- [Problem statement]: In the material below, copy out every line from the one containing "3, 1133, 18]" down to the one containing "246, 815, 263]", including both of those lines.

[Data listing]
━━━

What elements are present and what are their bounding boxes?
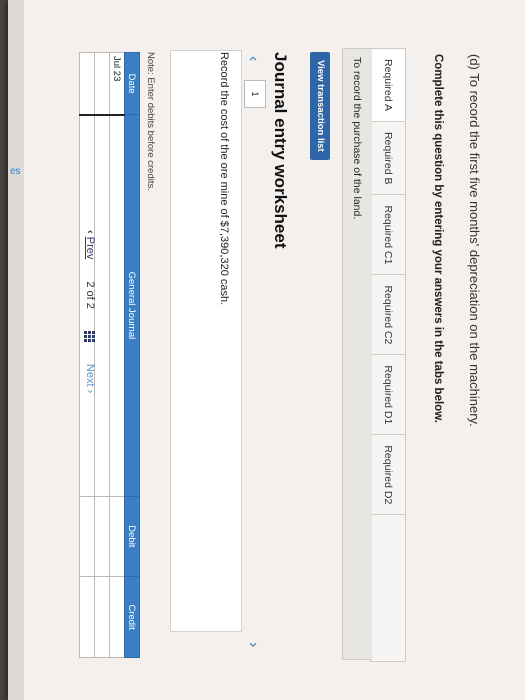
prev-button[interactable]: ‹ Prev bbox=[84, 230, 96, 259]
bottom-pagination: ‹ Prev 2 of 2 Next › bbox=[84, 230, 96, 393]
header-credit: Credit bbox=[124, 576, 140, 658]
left-edge-text: es bbox=[10, 166, 21, 177]
worksheet-title: Journal entry worksheet bbox=[271, 52, 290, 249]
journal-header-row: Date General Journal Debit Credit bbox=[124, 52, 140, 658]
date-cell[interactable] bbox=[79, 52, 95, 115]
credit-input[interactable] bbox=[94, 576, 110, 658]
next-label: Next bbox=[84, 363, 96, 387]
tab-required-d2[interactable]: Required D2 bbox=[371, 435, 405, 516]
instruction-text: Complete this question by entering your … bbox=[432, 54, 444, 423]
grid-icon[interactable] bbox=[84, 330, 96, 342]
chevron-right-icon[interactable]: › bbox=[244, 642, 262, 647]
note-text: Note: Enter debits before credits. bbox=[145, 52, 156, 191]
rotated-content: (d) To record the first five months' dep… bbox=[68, 30, 488, 670]
account-input[interactable] bbox=[94, 114, 110, 496]
tab-required-c1[interactable]: Required C1 bbox=[371, 195, 405, 276]
tab-panel-description: To record the purchase of the land. bbox=[342, 48, 372, 660]
instruction-box bbox=[170, 50, 242, 632]
table-row: Jul 23 bbox=[109, 52, 125, 658]
chevron-right-icon: › bbox=[84, 389, 96, 394]
tab-required-d1[interactable]: Required D1 bbox=[371, 355, 405, 436]
header-general-journal: General Journal bbox=[124, 114, 140, 496]
left-edge-panel: es bbox=[8, 0, 24, 700]
debit-input[interactable] bbox=[94, 496, 110, 577]
page-count: 2 of 2 bbox=[84, 281, 96, 309]
header-debit: Debit bbox=[124, 496, 140, 577]
date-cell[interactable] bbox=[94, 52, 110, 115]
debit-input[interactable] bbox=[109, 496, 125, 577]
page-number[interactable]: 1 bbox=[244, 80, 266, 108]
tab-required-b[interactable]: Required B bbox=[371, 121, 405, 196]
debit-input[interactable] bbox=[79, 496, 95, 577]
date-cell[interactable]: Jul 23 bbox=[109, 52, 125, 115]
credit-input[interactable] bbox=[79, 576, 95, 658]
worksheet-instruction: Record the cost of the ore mine of $7,39… bbox=[218, 52, 230, 306]
view-transaction-list-button[interactable]: View transaction list bbox=[310, 52, 330, 160]
next-button[interactable]: Next › bbox=[84, 364, 96, 393]
prev-label: Prev bbox=[84, 236, 96, 260]
tab-required-a[interactable]: Required A bbox=[371, 49, 405, 122]
table-row bbox=[94, 52, 110, 658]
chevron-left-icon[interactable]: ‹ bbox=[244, 56, 262, 61]
credit-input[interactable] bbox=[109, 576, 125, 658]
question-line: (d) To record the first five months' dep… bbox=[467, 54, 482, 427]
screen: es (d) To record the first five months' … bbox=[8, 0, 525, 700]
header-date: Date bbox=[124, 52, 140, 115]
tab-required-c2[interactable]: Required C2 bbox=[371, 275, 405, 356]
account-input[interactable] bbox=[109, 114, 125, 496]
tab-bar: Required A Required B Required C1 Requir… bbox=[370, 48, 406, 662]
chevron-left-icon: ‹ bbox=[84, 230, 96, 234]
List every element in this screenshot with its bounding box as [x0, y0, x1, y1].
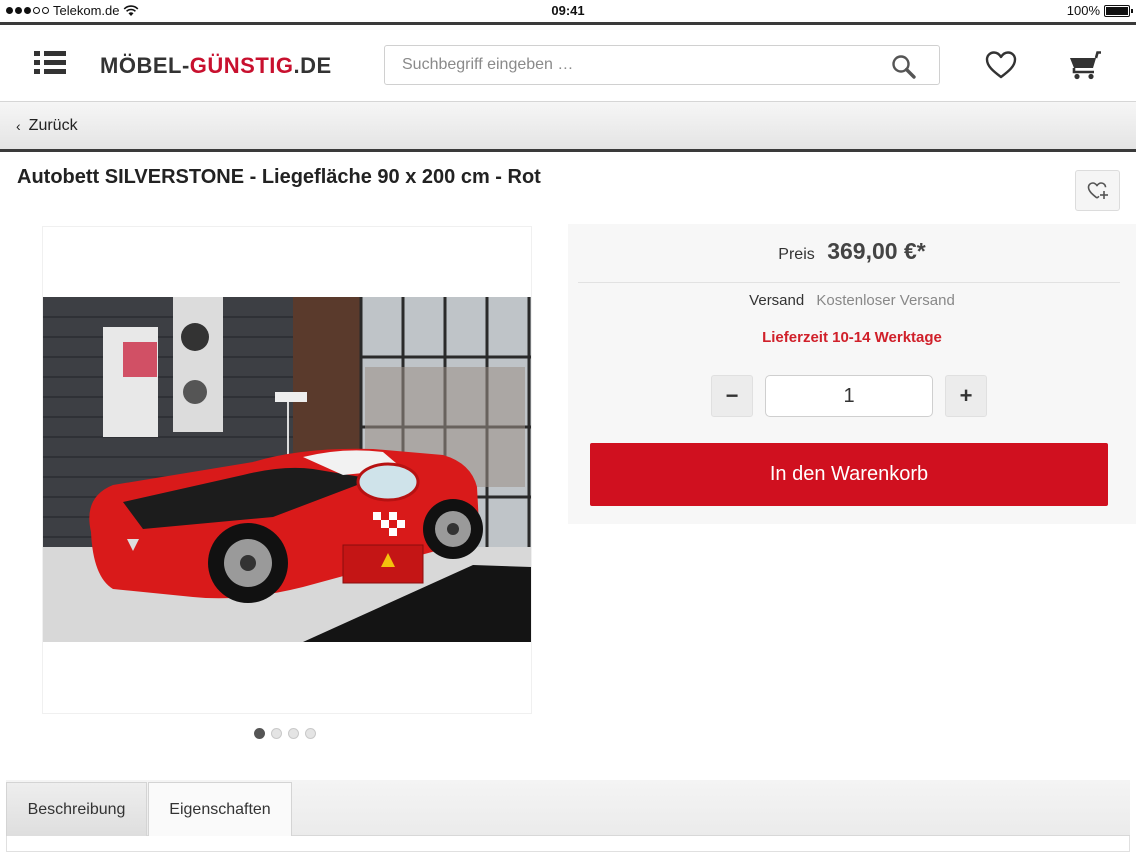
battery-info: 100%	[1066, 3, 1133, 18]
gallery-dot-4[interactable]	[305, 728, 316, 739]
divider	[578, 282, 1120, 283]
product-title: Autobett SILVERSTONE - Liegefläche 90 x …	[17, 166, 541, 188]
gallery-dot-2[interactable]	[271, 728, 282, 739]
heart-plus-icon	[1087, 181, 1108, 199]
delivery-time: Lieferzeit 10-14 Werktage	[762, 329, 942, 346]
logo-text-3: .DE	[293, 53, 332, 78]
menu-icon[interactable]	[34, 49, 68, 77]
shipping-value: Kostenloser Versand	[816, 292, 955, 309]
gallery-dot-1[interactable]	[254, 728, 265, 739]
tab-eigenschaften[interactable]: Eigenschaften	[148, 782, 292, 836]
add-to-cart-button[interactable]: In den Warenkorb	[590, 443, 1108, 506]
price-value: 369,00 €*	[827, 238, 926, 264]
tab-content	[6, 836, 1130, 852]
search-icon[interactable]	[891, 54, 917, 80]
chevron-left-icon: ‹	[16, 118, 21, 134]
search-box	[384, 45, 940, 85]
status-bar: Telekom.de 09:41 100%	[0, 0, 1136, 22]
back-label: Zurück	[28, 117, 78, 134]
price-row: Preis 369,00 €*	[568, 238, 1136, 265]
logo-text-2: GÜNSTIG	[189, 53, 294, 78]
back-navigation-bar: ‹ Zurück	[0, 102, 1136, 152]
site-logo[interactable]: MÖBEL-GÜNSTIG.DE	[100, 53, 332, 79]
cart-icon[interactable]	[1066, 49, 1102, 81]
price-label: Preis	[778, 246, 815, 263]
quantity-decrease-button[interactable]: −	[711, 375, 753, 417]
quantity-input[interactable]	[765, 375, 933, 417]
battery-percentage: 100%	[1066, 3, 1100, 18]
gallery-dot-3[interactable]	[288, 728, 299, 739]
search-input[interactable]	[385, 46, 875, 84]
tab-beschreibung[interactable]: Beschreibung	[6, 782, 147, 836]
battery-icon	[1104, 4, 1133, 17]
heart-icon[interactable]	[984, 49, 1018, 81]
gallery-pagination	[254, 728, 316, 739]
buy-box: Preis 369,00 €* Versand Kostenloser Vers…	[568, 224, 1136, 524]
site-header: MÖBEL-GÜNSTIG.DE	[0, 22, 1136, 102]
product-photo	[43, 297, 531, 642]
back-link[interactable]: ‹ Zurück	[16, 117, 78, 135]
add-to-wishlist-button[interactable]	[1075, 170, 1120, 211]
quantity-increase-button[interactable]: +	[945, 375, 987, 417]
clock: 09:41	[551, 3, 585, 18]
product-tabs: Beschreibung Eigenschaften	[6, 780, 1130, 836]
shipping-label: Versand	[749, 292, 805, 309]
shipping-row: Versand Kostenloser Versand	[568, 292, 1136, 309]
product-image-panel[interactable]	[42, 226, 532, 714]
logo-text-1: MÖBEL-	[100, 53, 190, 78]
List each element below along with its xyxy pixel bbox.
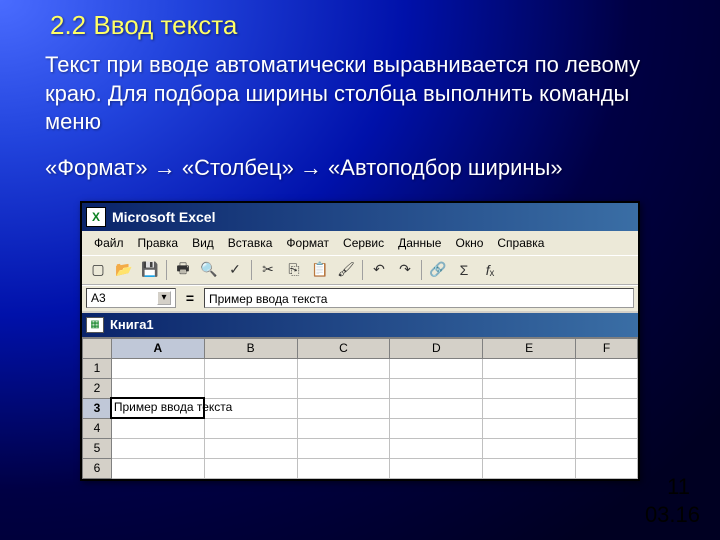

━━━

- [Expected answer]:
battery-info: 100%	[1066, 3, 1133, 18]
gallery-dot-4[interactable]	[305, 728, 316, 739]
divider	[578, 282, 1120, 283]
product-title: Autobett SILVERSTONE - Liegefläche 90 x …	[17, 166, 541, 188]
gallery-dot-2[interactable]	[271, 728, 282, 739]
heart-plus-icon	[1087, 181, 1108, 199]
delivery-time: Lieferzeit 10-14 Werktage	[762, 329, 942, 346]
logo-text-3: .DE	[293, 53, 332, 78]
menu-icon[interactable]	[34, 49, 68, 77]
shipping-value: Kostenloser Versand	[816, 292, 955, 309]
gallery-dot-1[interactable]	[254, 728, 265, 739]
tab-eigenschaften[interactable]: Eigenschaften	[148, 782, 292, 836]
add-to-cart-button[interactable]: In den Warenkorb	[590, 443, 1108, 506]
price-value: 369,00 €*	[827, 238, 926, 264]
tab-content	[6, 836, 1130, 852]
search-icon[interactable]	[891, 54, 917, 80]
chevron-left-icon: ‹	[16, 118, 21, 134]
search-box	[384, 45, 940, 85]
status-bar: Telekom.de 09:41 100%	[0, 0, 1136, 22]
back-label: Zurück	[28, 117, 78, 134]
price-row: Preis 369,00 €*	[568, 238, 1136, 265]
logo-text-2: GÜNSTIG	[189, 53, 294, 78]
back-navigation-bar: ‹ Zurück	[0, 102, 1136, 152]
site-logo[interactable]: MÖBEL-GÜNSTIG.DE	[100, 53, 332, 79]
cart-icon[interactable]	[1066, 49, 1102, 81]
price-label: Preis	[778, 246, 815, 263]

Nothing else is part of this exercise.